:: RECORDS FOR THIS EXERCISE

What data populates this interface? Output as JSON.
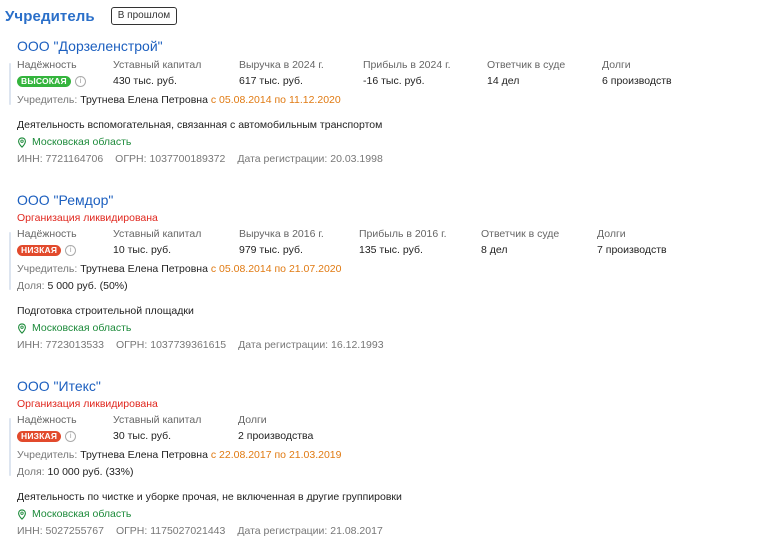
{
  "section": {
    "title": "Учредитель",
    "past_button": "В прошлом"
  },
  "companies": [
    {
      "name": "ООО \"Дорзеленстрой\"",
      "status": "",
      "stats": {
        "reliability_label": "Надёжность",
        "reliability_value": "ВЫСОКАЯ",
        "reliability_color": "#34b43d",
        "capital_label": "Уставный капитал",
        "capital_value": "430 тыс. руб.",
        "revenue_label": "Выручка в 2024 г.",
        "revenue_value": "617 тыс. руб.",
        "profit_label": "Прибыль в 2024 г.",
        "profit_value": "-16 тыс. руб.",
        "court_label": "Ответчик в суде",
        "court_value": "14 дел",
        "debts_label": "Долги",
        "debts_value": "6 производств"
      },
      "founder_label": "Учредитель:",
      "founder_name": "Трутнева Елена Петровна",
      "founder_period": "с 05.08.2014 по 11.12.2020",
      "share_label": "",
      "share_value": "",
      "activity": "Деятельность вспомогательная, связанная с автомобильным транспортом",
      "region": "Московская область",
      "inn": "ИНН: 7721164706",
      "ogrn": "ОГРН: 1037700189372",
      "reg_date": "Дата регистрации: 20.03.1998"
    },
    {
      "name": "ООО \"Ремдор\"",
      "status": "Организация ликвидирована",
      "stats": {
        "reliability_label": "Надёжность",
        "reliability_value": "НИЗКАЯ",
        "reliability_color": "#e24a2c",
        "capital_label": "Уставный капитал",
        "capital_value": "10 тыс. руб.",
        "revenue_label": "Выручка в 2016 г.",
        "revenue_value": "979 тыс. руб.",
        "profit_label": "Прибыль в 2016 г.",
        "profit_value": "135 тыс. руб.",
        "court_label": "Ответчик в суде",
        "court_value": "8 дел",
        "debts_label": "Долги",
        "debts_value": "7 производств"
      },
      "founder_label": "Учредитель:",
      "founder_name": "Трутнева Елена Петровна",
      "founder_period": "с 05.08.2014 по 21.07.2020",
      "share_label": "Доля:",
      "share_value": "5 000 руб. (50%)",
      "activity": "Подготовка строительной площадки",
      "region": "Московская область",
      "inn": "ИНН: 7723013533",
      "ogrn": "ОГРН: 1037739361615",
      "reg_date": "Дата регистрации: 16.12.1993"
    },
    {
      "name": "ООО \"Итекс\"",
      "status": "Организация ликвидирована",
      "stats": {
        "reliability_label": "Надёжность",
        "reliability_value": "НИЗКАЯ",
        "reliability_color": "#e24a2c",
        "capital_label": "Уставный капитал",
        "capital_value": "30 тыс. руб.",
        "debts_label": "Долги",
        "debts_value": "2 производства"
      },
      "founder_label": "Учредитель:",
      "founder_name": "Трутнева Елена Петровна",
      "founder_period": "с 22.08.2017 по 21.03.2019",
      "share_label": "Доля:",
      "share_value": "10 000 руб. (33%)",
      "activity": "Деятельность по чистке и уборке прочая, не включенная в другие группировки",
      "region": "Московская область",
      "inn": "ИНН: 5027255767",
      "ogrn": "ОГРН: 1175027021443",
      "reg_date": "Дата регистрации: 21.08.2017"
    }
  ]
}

::::

Transcribe each line above verbatim, with the pictures left out.

What data populates this interface? Output as JSON.
{
  "section": {
    "title": "Учредитель",
    "past_button": "В прошлом"
  },
  "companies": [
    {
      "name": "ООО \"Дорзеленстрой\"",
      "status": "",
      "stats": {
        "reliability_label": "Надёжность",
        "reliability_value": "ВЫСОКАЯ",
        "reliability_color": "#34b43d",
        "capital_label": "Уставный капитал",
        "capital_value": "430 тыс. руб.",
        "revenue_label": "Выручка в 2024 г.",
        "revenue_value": "617 тыс. руб.",
        "profit_label": "Прибыль в 2024 г.",
        "profit_value": "-16 тыс. руб.",
        "court_label": "Ответчик в суде",
        "court_value": "14 дел",
        "debts_label": "Долги",
        "debts_value": "6 производств"
      },
      "founder_label": "Учредитель:",
      "founder_name": "Трутнева Елена Петровна",
      "founder_period": "с 05.08.2014 по 11.12.2020",
      "share_label": "",
      "share_value": "",
      "activity": "Деятельность вспомогательная, связанная с автомобильным транспортом",
      "region": "Московская область",
      "inn": "ИНН: 7721164706",
      "ogrn": "ОГРН: 1037700189372",
      "reg_date": "Дата регистрации: 20.03.1998"
    },
    {
      "name": "ООО \"Ремдор\"",
      "status": "Организация ликвидирована",
      "stats": {
        "reliability_label": "Надёжность",
        "reliability_value": "НИЗКАЯ",
        "reliability_color": "#e24a2c",
        "capital_label": "Уставный капитал",
        "capital_value": "10 тыс. руб.",
        "revenue_label": "Выручка в 2016 г.",
        "revenue_value": "979 тыс. руб.",
        "profit_label": "Прибыль в 2016 г.",
        "profit_value": "135 тыс. руб.",
        "court_label": "Ответчик в суде",
        "court_value": "8 дел",
        "debts_label": "Долги",
        "debts_value": "7 производств"
      },
      "founder_label": "Учредитель:",
      "founder_name": "Трутнева Елена Петровна",
      "founder_period": "с 05.08.2014 по 21.07.2020",
      "share_label": "Доля:",
      "share_value": "5 000 руб. (50%)",
      "activity": "Подготовка строительной площадки",
      "region": "Московская область",
      "inn": "ИНН: 7723013533",
      "ogrn": "ОГРН: 1037739361615",
      "reg_date": "Дата регистрации: 16.12.1993"
    },
    {
      "name": "ООО \"Итекс\"",
      "status": "Организация ликвидирована",
      "stats": {
        "reliability_label": "Надёжность",
        "reliability_value": "НИЗКАЯ",
        "reliability_color": "#e24a2c",
        "capital_label": "Уставный капитал",
        "capital_value": "30 тыс. руб.",
        "debts_label": "Долги",
        "debts_value": "2 производства"
      },
      "founder_label": "Учредитель:",
      "founder_name": "Трутнева Елена Петровна",
      "founder_period": "с 22.08.2017 по 21.03.2019",
      "share_label": "Доля:",
      "share_value": "10 000 руб. (33%)",
      "activity": "Деятельность по чистке и уборке прочая, не включенная в другие группировки",
      "region": "Московская область",
      "inn": "ИНН: 5027255767",
      "ogrn": "ОГРН: 1175027021443",
      "reg_date": "Дата регистрации: 21.08.2017"
    }
  ]
}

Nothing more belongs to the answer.